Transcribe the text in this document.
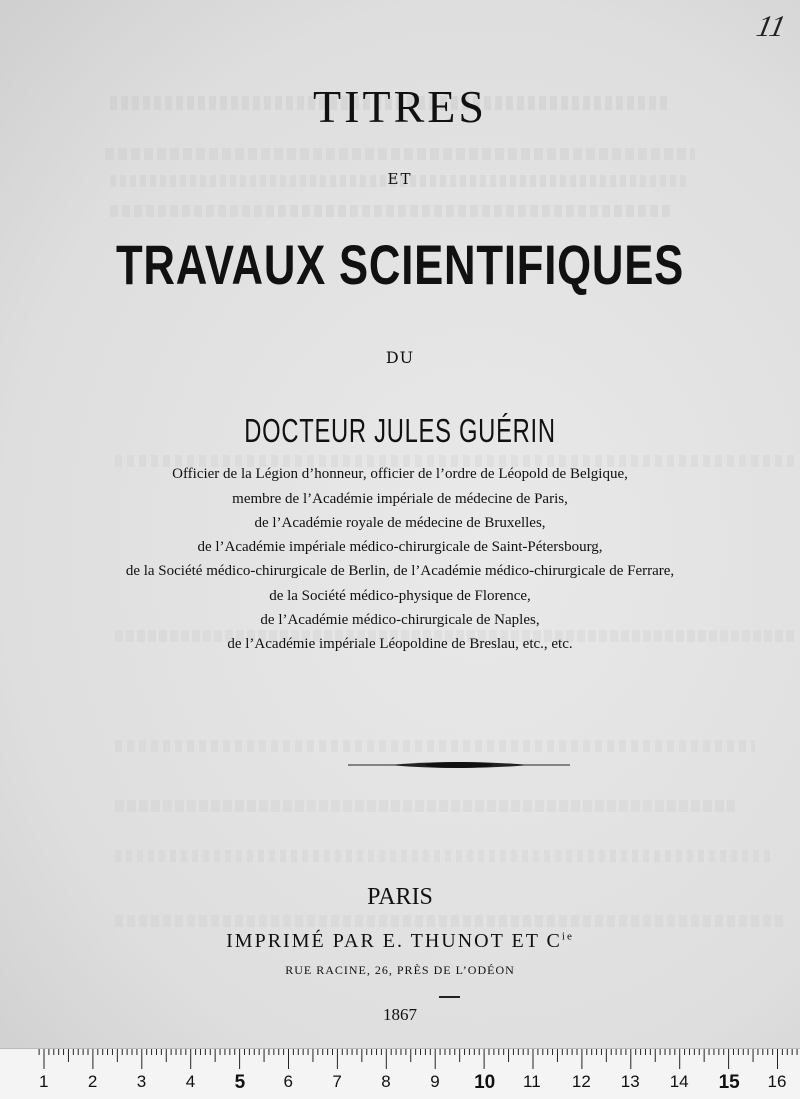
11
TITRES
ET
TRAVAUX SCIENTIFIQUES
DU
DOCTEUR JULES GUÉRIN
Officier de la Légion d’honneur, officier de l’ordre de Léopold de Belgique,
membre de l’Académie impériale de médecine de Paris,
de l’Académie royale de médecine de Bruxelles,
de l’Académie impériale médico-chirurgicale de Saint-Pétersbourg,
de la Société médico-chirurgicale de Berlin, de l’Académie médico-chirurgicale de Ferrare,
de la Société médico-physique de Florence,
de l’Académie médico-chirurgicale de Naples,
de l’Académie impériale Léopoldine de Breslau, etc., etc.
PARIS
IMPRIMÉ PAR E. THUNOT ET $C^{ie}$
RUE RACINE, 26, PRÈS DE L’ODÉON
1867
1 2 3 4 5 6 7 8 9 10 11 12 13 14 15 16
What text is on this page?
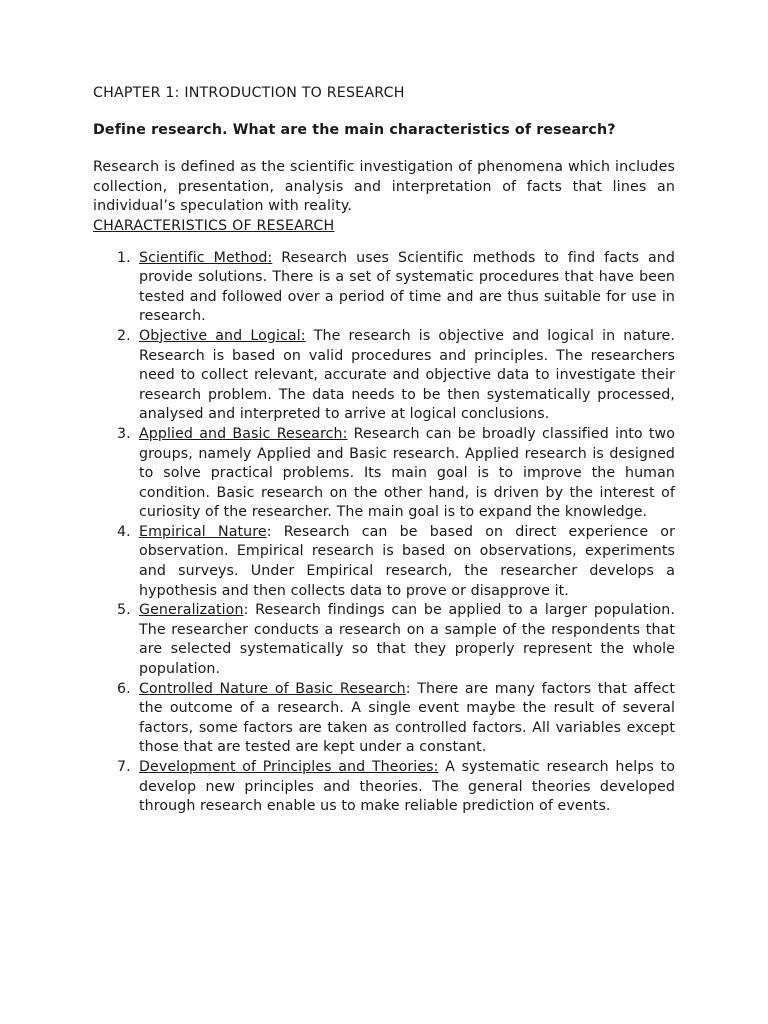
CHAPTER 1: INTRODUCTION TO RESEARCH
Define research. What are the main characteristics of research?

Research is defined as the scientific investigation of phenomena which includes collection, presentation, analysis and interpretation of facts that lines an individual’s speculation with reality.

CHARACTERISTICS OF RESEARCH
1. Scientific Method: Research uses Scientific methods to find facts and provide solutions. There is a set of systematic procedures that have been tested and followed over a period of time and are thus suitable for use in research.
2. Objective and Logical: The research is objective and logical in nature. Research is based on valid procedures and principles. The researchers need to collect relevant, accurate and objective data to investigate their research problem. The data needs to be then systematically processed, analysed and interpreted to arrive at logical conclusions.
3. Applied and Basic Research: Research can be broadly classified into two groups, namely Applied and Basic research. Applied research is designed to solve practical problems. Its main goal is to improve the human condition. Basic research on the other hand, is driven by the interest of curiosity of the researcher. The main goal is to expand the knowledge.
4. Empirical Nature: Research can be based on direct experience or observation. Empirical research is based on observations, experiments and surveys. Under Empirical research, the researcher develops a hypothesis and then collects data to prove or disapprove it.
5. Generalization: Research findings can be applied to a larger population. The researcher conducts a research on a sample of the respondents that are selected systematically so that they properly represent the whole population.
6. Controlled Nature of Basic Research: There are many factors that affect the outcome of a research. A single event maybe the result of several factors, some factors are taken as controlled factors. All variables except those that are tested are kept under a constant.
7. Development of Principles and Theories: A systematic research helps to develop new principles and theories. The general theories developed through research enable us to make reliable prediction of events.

SHORT PROBLEM >> All preceding records should be duplicated verbatim, images excepted.

TASK RESULT >>
Transcribe the text in this document.
11
TITRES
ET
TRAVAUX SCIENTIFIQUES
DU
DOCTEUR JULES GUÉRIN
Officier de la Légion d’honneur, officier de l’ordre de Léopold de Belgique,
membre de l’Académie impériale de médecine de Paris,
de l’Académie royale de médecine de Bruxelles,
de l’Académie impériale médico-chirurgicale de Saint-Pétersbourg,
de la Société médico-chirurgicale de Berlin, de l’Académie médico-chirurgicale de Ferrare,
de la Société médico-physique de Florence,
de l’Académie médico-chirurgicale de Naples,
de l’Académie impériale Léopoldine de Breslau, etc., etc.
PARIS
IMPRIMÉ PAR E. THUNOT ET $C^{ie}$
RUE RACINE, 26, PRÈS DE L’ODÉON
1867
1 2 3 4 5 6 7 8 9 10 11 12 13 14 15 16
What text is on this page?
CHAPTER 1: INTRODUCTION TO RESEARCH
Define research. What are the main characteristics of research?

Research is defined as the scientific investigation of phenomena which includes collection, presentation, analysis and interpretation of facts that lines an individual’s speculation with reality.

CHARACTERISTICS OF RESEARCH
1. Scientific Method: Research uses Scientific methods to find facts and provide solutions. There is a set of systematic procedures that have been tested and followed over a period of time and are thus suitable for use in research.
2. Objective and Logical: The research is objective and logical in nature. Research is based on valid procedures and principles. The researchers need to collect relevant, accurate and objective data to investigate their research problem. The data needs to be then systematically processed, analysed and interpreted to arrive at logical conclusions.
3. Applied and Basic Research: Research can be broadly classified into two groups, namely Applied and Basic research. Applied research is designed to solve practical problems. Its main goal is to improve the human condition. Basic research on the other hand, is driven by the interest of curiosity of the researcher. The main goal is to expand the knowledge.
4. Empirical Nature: Research can be based on direct experience or observation. Empirical research is based on observations, experiments and surveys. Under Empirical research, the researcher develops a hypothesis and then collects data to prove or disapprove it.
5. Generalization: Research findings can be applied to a larger population. The researcher conducts a research on a sample of the respondents that are selected systematically so that they properly represent the whole population.
6. Controlled Nature of Basic Research: There are many factors that affect the outcome of a research. A single event maybe the result of several factors, some factors are taken as controlled factors. All variables except those that are tested are kept under a constant.
7. Development of Principles and Theories: A systematic research helps to develop new principles and theories. The general theories developed through research enable us to make reliable prediction of events.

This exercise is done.